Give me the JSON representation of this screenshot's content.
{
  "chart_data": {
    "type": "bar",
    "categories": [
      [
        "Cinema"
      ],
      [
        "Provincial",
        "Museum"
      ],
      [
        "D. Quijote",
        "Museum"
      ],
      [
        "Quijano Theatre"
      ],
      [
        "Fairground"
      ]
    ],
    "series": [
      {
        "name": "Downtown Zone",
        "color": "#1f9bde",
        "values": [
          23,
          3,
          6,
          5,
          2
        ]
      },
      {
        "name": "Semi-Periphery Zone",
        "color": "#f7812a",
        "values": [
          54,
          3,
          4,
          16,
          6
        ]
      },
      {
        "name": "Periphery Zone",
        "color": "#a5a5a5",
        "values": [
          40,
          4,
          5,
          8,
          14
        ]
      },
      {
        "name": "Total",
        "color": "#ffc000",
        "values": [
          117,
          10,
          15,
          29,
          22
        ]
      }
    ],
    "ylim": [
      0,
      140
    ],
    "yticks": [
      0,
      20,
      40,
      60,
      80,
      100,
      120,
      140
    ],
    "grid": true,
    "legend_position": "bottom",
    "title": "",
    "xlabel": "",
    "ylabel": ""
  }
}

* * *

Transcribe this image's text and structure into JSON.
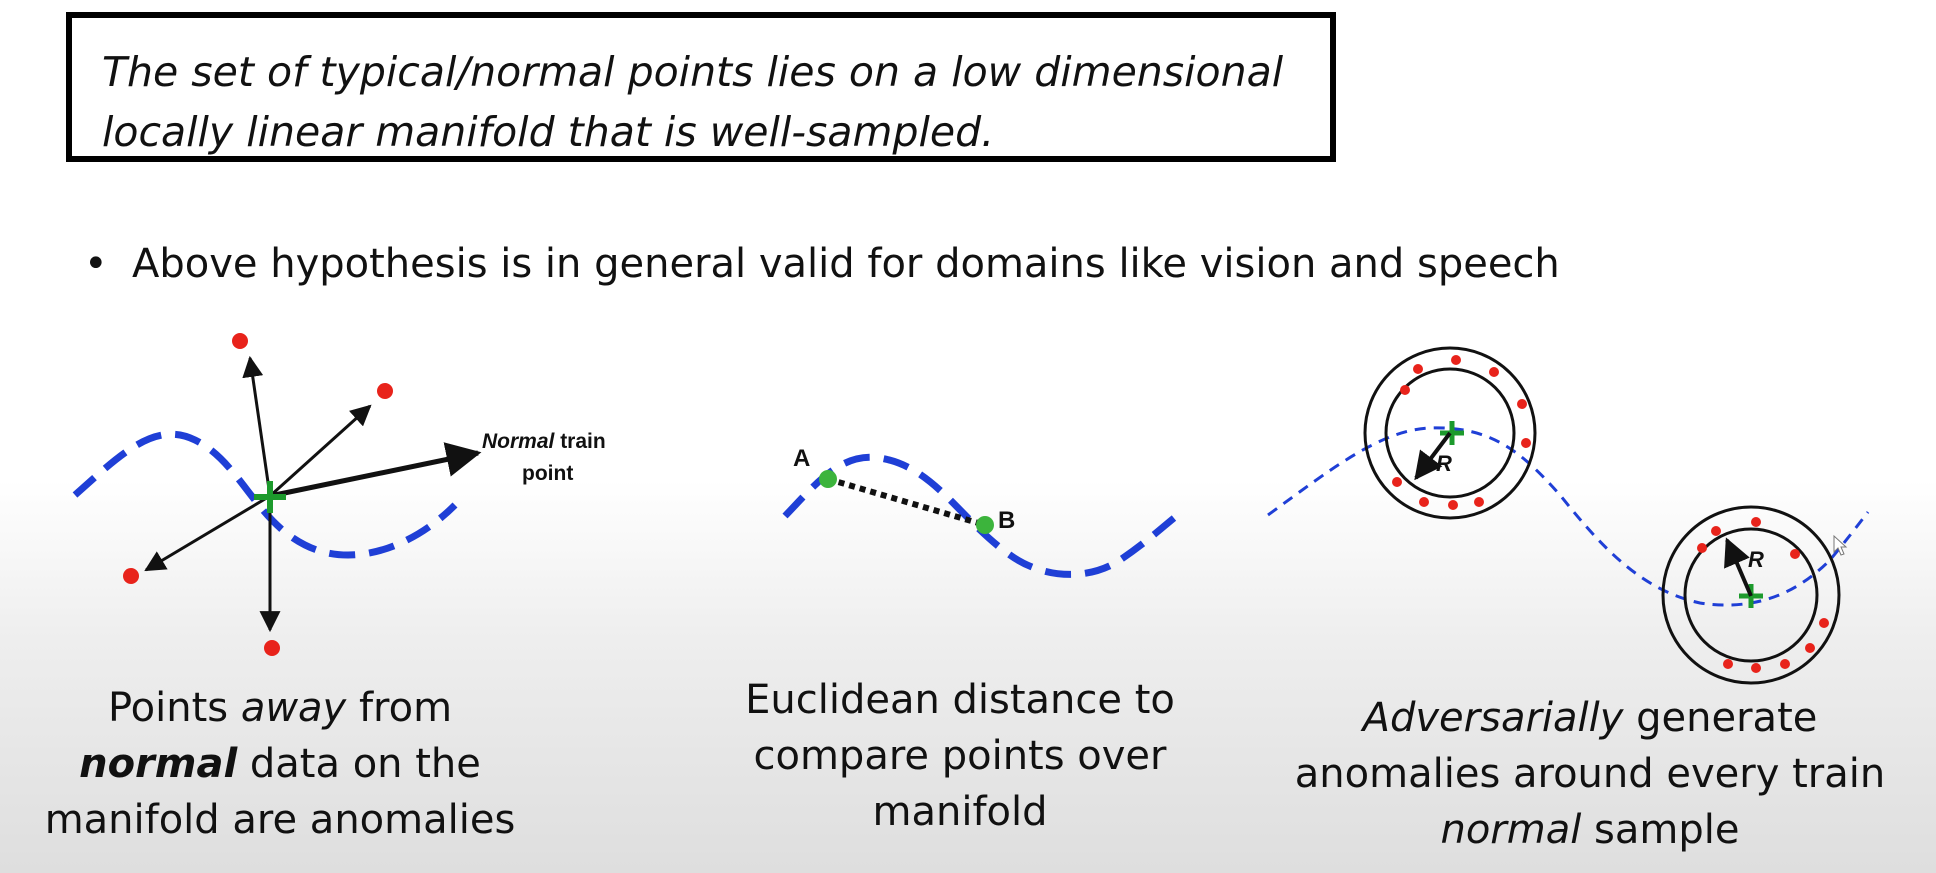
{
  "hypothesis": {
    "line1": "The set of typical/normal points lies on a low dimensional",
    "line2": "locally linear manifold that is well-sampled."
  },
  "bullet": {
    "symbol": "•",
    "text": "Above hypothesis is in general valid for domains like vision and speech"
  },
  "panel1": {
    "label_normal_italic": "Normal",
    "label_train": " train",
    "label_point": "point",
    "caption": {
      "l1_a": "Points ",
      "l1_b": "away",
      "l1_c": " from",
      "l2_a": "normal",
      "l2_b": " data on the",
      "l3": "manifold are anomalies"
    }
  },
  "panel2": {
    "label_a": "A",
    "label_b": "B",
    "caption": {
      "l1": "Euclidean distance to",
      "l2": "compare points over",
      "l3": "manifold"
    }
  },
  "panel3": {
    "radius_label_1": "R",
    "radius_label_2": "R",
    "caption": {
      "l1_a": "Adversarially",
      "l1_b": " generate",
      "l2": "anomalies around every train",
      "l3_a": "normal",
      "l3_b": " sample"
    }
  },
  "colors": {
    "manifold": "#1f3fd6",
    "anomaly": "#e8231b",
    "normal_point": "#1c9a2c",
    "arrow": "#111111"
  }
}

...

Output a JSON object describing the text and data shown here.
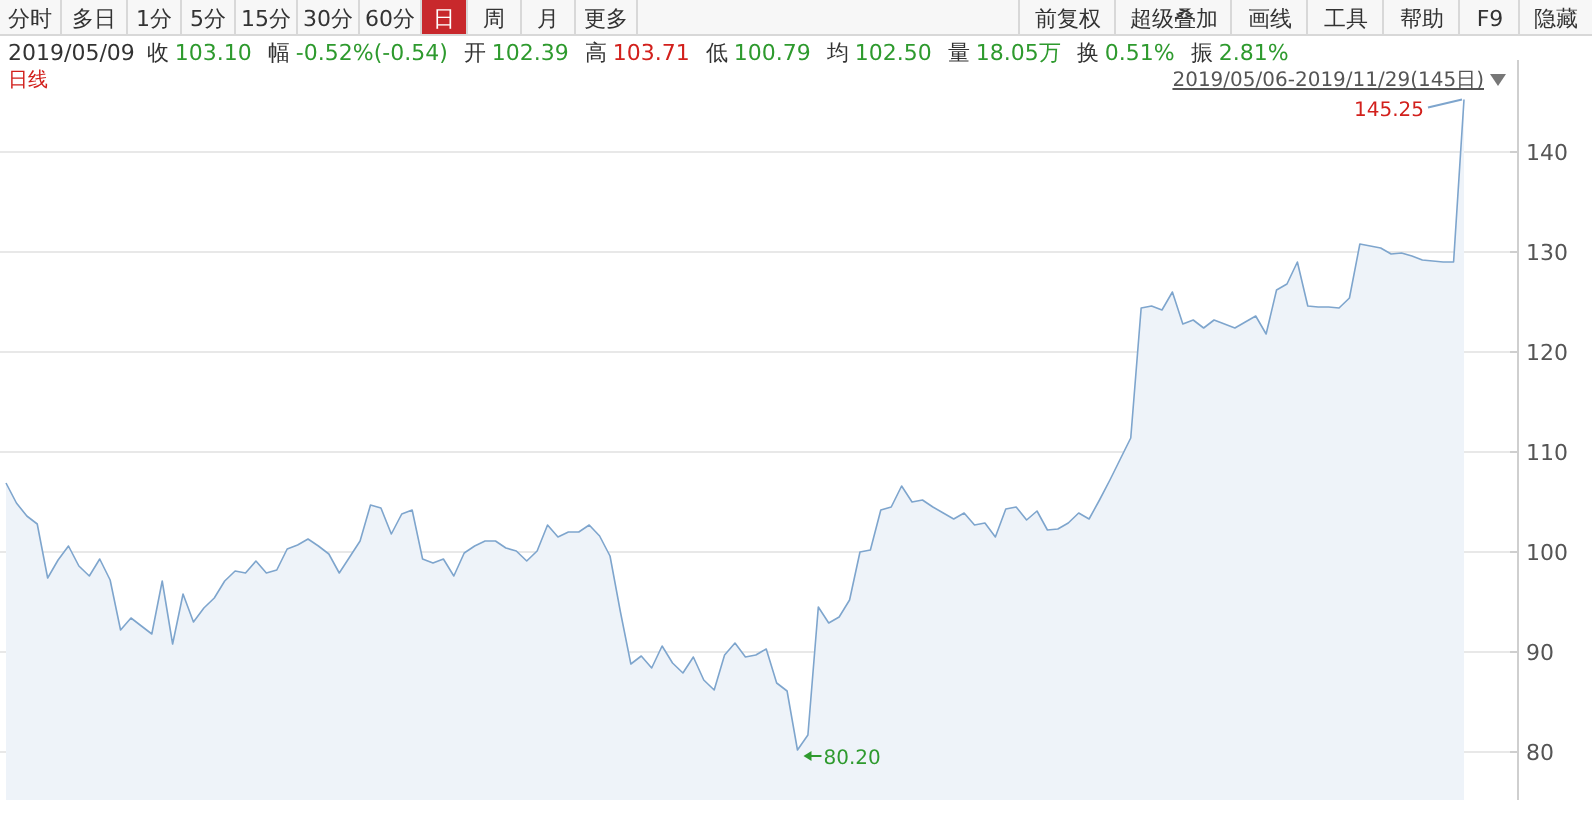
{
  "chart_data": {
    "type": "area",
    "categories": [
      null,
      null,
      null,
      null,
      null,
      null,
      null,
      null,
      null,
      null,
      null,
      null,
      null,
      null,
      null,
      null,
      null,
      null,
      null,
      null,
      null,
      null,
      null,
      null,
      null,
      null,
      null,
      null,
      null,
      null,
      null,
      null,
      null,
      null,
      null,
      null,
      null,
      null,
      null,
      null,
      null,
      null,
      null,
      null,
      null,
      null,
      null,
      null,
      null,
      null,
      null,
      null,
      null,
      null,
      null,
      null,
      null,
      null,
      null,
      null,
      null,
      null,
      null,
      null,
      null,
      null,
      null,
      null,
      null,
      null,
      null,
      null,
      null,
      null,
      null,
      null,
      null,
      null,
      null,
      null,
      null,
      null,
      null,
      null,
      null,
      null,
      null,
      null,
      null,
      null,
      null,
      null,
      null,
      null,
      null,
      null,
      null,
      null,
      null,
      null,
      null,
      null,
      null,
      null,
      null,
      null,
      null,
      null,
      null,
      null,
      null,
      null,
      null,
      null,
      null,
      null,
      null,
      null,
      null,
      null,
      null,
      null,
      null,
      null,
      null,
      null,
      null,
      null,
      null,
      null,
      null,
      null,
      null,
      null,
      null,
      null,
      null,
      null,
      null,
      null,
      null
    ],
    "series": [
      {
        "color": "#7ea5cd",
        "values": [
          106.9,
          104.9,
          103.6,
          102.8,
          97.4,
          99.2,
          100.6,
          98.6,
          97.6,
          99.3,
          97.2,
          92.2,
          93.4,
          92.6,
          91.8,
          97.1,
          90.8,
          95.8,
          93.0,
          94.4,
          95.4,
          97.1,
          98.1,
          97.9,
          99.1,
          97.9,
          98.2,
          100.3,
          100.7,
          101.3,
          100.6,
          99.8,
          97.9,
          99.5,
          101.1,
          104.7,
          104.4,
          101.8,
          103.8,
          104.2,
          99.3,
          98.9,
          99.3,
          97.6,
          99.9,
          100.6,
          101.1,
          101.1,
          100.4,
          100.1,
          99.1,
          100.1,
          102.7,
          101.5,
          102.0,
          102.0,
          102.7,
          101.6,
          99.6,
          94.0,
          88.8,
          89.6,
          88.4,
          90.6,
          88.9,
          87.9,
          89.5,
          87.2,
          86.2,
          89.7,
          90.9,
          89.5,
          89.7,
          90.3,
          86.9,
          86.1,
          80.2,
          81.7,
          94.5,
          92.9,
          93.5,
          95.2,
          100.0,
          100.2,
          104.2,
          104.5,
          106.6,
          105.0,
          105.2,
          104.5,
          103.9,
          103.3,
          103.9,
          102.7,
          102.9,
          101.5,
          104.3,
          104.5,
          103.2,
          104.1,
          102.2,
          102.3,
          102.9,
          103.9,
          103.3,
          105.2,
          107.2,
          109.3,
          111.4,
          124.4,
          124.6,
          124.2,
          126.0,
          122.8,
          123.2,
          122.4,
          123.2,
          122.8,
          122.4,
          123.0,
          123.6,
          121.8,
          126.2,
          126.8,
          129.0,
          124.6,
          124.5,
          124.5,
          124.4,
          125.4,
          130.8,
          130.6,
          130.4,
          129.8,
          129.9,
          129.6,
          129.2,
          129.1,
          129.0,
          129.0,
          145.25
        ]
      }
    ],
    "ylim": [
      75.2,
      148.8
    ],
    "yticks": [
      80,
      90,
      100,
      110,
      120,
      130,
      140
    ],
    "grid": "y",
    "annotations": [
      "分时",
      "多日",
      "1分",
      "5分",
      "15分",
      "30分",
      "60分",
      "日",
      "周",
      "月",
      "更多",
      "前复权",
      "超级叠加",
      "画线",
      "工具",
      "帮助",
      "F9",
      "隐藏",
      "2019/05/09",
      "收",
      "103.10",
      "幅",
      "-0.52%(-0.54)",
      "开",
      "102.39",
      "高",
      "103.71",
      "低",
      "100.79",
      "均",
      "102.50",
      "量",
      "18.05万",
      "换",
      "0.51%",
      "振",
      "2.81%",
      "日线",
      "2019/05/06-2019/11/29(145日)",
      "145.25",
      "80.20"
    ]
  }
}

**Given problem:** Which lines contain the word "text"? Copy each one.

**Completed task:**
Transcribe this image's text and structure into JSON.
    "text": "Above hypothesis is in general valid for domains like vision and speech"
Output a JSON object describing the text and data shown here.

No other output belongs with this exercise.